• _What you should do_: Exclude the pictures, then repeat the remaining data exactly.

• _Provided material_:
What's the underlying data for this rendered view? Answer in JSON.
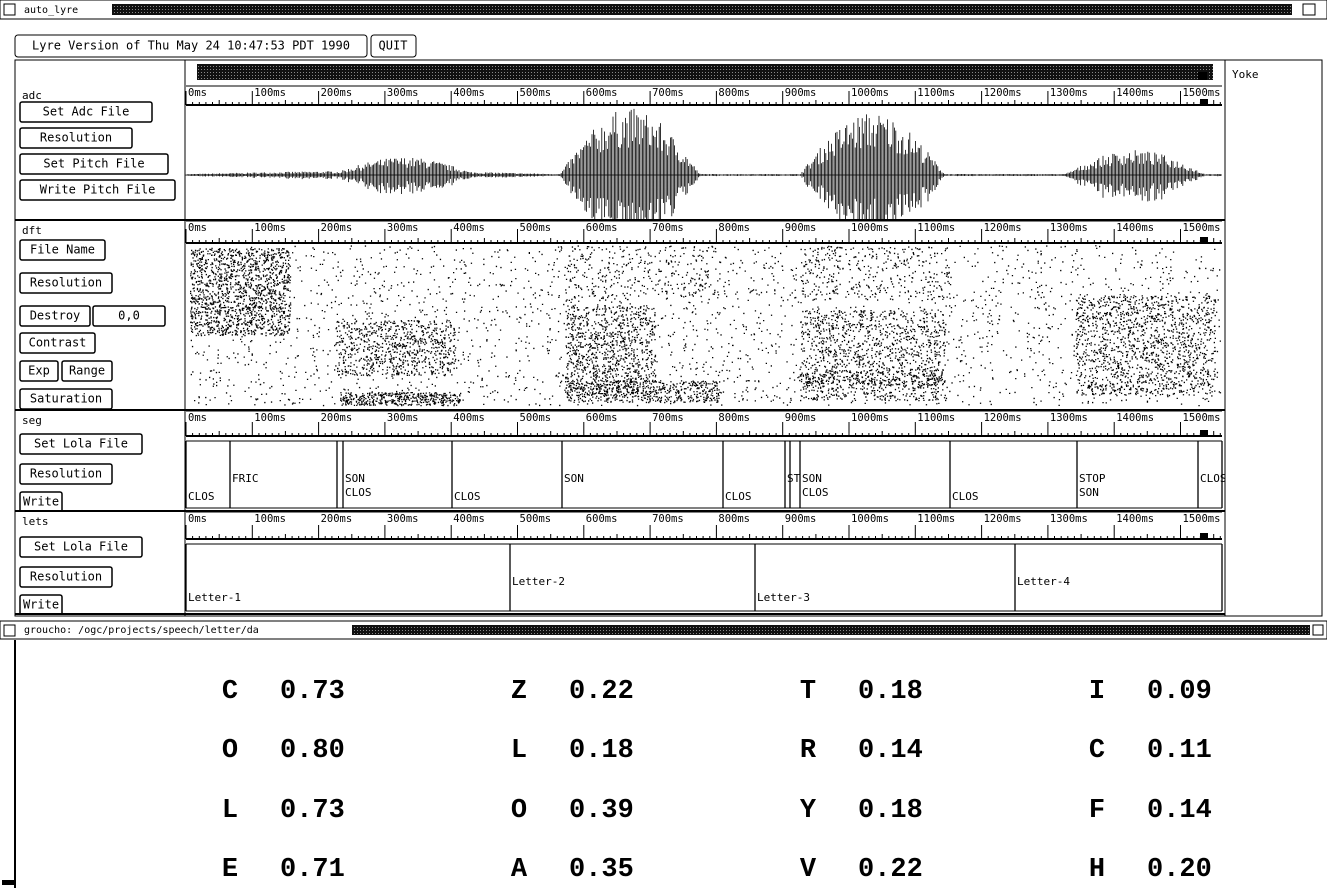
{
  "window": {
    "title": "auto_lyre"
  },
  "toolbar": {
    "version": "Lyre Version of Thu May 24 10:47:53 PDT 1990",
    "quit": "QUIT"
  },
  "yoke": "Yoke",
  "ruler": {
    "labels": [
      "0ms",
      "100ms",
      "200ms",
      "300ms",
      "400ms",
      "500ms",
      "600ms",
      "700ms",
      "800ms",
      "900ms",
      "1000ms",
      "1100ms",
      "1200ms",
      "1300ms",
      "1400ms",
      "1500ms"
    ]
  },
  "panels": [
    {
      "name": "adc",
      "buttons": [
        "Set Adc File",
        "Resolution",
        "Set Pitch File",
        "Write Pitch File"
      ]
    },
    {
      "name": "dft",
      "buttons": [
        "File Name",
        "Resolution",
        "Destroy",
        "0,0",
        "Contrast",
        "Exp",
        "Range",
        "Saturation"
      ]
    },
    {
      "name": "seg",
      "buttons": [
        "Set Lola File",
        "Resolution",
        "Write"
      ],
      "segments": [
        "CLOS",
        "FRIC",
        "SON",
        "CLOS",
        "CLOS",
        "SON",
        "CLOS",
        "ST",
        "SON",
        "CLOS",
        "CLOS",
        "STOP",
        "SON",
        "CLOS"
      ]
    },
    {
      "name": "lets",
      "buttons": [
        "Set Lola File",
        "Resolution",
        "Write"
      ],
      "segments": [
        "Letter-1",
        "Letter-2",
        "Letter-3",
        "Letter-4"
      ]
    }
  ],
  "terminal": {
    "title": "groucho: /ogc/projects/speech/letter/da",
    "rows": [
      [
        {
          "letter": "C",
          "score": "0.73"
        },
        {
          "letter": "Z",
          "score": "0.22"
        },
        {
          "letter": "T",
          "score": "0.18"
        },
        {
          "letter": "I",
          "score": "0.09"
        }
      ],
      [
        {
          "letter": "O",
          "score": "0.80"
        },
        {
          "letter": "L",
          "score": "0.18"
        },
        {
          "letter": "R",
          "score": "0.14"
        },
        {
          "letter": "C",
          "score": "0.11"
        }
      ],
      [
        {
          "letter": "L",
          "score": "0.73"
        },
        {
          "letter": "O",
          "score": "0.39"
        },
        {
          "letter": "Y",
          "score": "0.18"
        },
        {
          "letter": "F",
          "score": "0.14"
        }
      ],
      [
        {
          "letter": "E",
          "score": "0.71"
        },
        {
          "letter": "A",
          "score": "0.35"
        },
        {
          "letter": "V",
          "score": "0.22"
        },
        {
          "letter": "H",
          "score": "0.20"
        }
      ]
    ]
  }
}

• _Written response_:
What's the underlying data for this rendered view? Answer in JSON.
{
  "window": {
    "title": "auto_lyre"
  },
  "toolbar": {
    "version": "Lyre Version of Thu May 24 10:47:53 PDT 1990",
    "quit": "QUIT"
  },
  "yoke": "Yoke",
  "ruler": {
    "labels": [
      "0ms",
      "100ms",
      "200ms",
      "300ms",
      "400ms",
      "500ms",
      "600ms",
      "700ms",
      "800ms",
      "900ms",
      "1000ms",
      "1100ms",
      "1200ms",
      "1300ms",
      "1400ms",
      "1500ms"
    ]
  },
  "panels": [
    {
      "name": "adc",
      "buttons": [
        "Set Adc File",
        "Resolution",
        "Set Pitch File",
        "Write Pitch File"
      ]
    },
    {
      "name": "dft",
      "buttons": [
        "File Name",
        "Resolution",
        "Destroy",
        "0,0",
        "Contrast",
        "Exp",
        "Range",
        "Saturation"
      ]
    },
    {
      "name": "seg",
      "buttons": [
        "Set Lola File",
        "Resolution",
        "Write"
      ],
      "segments": [
        "CLOS",
        "FRIC",
        "SON",
        "CLOS",
        "CLOS",
        "SON",
        "CLOS",
        "ST",
        "SON",
        "CLOS",
        "CLOS",
        "STOP",
        "SON",
        "CLOS"
      ]
    },
    {
      "name": "lets",
      "buttons": [
        "Set Lola File",
        "Resolution",
        "Write"
      ],
      "segments": [
        "Letter-1",
        "Letter-2",
        "Letter-3",
        "Letter-4"
      ]
    }
  ],
  "terminal": {
    "title": "groucho: /ogc/projects/speech/letter/da",
    "rows": [
      [
        {
          "letter": "C",
          "score": "0.73"
        },
        {
          "letter": "Z",
          "score": "0.22"
        },
        {
          "letter": "T",
          "score": "0.18"
        },
        {
          "letter": "I",
          "score": "0.09"
        }
      ],
      [
        {
          "letter": "O",
          "score": "0.80"
        },
        {
          "letter": "L",
          "score": "0.18"
        },
        {
          "letter": "R",
          "score": "0.14"
        },
        {
          "letter": "C",
          "score": "0.11"
        }
      ],
      [
        {
          "letter": "L",
          "score": "0.73"
        },
        {
          "letter": "O",
          "score": "0.39"
        },
        {
          "letter": "Y",
          "score": "0.18"
        },
        {
          "letter": "F",
          "score": "0.14"
        }
      ],
      [
        {
          "letter": "E",
          "score": "0.71"
        },
        {
          "letter": "A",
          "score": "0.35"
        },
        {
          "letter": "V",
          "score": "0.22"
        },
        {
          "letter": "H",
          "score": "0.20"
        }
      ]
    ]
  }
}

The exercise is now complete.